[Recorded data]
>>>>>
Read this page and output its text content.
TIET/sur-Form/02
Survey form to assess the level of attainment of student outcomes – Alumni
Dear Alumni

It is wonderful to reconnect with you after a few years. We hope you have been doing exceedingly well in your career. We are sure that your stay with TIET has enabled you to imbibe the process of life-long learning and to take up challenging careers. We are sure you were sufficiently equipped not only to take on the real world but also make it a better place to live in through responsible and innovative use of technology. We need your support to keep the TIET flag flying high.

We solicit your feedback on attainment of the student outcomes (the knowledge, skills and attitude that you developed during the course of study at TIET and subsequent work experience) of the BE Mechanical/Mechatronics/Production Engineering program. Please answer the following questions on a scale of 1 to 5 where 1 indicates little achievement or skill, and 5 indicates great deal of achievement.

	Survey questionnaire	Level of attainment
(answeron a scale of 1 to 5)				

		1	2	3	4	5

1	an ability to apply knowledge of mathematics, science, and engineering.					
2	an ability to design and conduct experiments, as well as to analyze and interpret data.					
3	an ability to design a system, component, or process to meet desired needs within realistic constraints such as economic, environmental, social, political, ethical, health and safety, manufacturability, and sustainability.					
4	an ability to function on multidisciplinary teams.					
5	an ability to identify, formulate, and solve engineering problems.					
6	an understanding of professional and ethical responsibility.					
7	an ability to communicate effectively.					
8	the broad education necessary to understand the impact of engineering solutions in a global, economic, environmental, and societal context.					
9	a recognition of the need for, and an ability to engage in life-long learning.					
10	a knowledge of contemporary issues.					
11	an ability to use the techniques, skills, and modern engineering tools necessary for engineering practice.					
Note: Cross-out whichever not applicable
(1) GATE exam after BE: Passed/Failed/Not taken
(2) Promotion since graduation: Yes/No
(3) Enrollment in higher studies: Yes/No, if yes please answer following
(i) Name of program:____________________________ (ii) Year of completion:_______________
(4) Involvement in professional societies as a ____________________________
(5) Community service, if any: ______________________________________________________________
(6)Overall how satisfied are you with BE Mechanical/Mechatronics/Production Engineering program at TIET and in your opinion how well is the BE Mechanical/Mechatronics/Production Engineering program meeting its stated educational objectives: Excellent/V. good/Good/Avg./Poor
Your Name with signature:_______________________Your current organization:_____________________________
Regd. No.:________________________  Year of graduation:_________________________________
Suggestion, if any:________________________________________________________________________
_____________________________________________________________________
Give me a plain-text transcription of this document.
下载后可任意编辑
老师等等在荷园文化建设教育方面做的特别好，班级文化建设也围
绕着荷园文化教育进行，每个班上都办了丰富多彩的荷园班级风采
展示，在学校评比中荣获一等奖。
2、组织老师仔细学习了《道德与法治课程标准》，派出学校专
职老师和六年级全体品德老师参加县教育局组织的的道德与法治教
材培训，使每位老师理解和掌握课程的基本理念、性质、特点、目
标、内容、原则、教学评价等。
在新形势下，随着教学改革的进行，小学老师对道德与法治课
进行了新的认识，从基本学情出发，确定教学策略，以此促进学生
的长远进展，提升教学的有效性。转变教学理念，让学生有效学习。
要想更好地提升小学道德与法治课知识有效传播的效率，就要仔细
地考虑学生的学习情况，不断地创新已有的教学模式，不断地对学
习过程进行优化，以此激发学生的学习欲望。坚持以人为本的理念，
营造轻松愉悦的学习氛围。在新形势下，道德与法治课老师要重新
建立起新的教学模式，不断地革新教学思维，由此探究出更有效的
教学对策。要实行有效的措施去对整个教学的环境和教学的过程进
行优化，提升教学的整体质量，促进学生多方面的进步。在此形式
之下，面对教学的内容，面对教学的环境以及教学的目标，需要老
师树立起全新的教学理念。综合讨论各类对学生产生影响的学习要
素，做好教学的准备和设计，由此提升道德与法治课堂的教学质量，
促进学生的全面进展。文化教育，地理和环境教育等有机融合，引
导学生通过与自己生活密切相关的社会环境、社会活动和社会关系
<<<<<
▸ **Problem**:
Copy exactly, word for word, the line with "Give me a plain-text" through the final line of the listing.

▸ **Exercise result**:
Give me a plain-text transcription of this document.
下载后可任意编辑
老师等等在荷园文化建设教育方面做的特别好，班级文化建设也围
绕着荷园文化教育进行，每个班上都办了丰富多彩的荷园班级风采
展示，在学校评比中荣获一等奖。
2、组织老师仔细学习了《道德与法治课程标准》，派出学校专
职老师和六年级全体品德老师参加县教育局组织的的道德与法治教
材培训，使每位老师理解和掌握课程的基本理念、性质、特点、目
标、内容、原则、教学评价等。
在新形势下，随着教学改革的进行，小学老师对道德与法治课
进行了新的认识，从基本学情出发，确定教学策略，以此促进学生
的长远进展，提升教学的有效性。转变教学理念，让学生有效学习。
要想更好地提升小学道德与法治课知识有效传播的效率，就要仔细
地考虑学生的学习情况，不断地创新已有的教学模式，不断地对学
习过程进行优化，以此激发学生的学习欲望。坚持以人为本的理念，
营造轻松愉悦的学习氛围。在新形势下，道德与法治课老师要重新
建立起新的教学模式，不断地革新教学思维，由此探究出更有效的
教学对策。要实行有效的措施去对整个教学的环境和教学的过程进
行优化，提升教学的整体质量，促进学生多方面的进步。在此形式
之下，面对教学的内容，面对教学的环境以及教学的目标，需要老
师树立起全新的教学理念。综合讨论各类对学生产生影响的学习要
素，做好教学的准备和设计，由此提升道德与法治课堂的教学质量，
促进学生的全面进展。文化教育，地理和环境教育等有机融合，引
导学生通过与自己生活密切相关的社会环境、社会活动和社会关系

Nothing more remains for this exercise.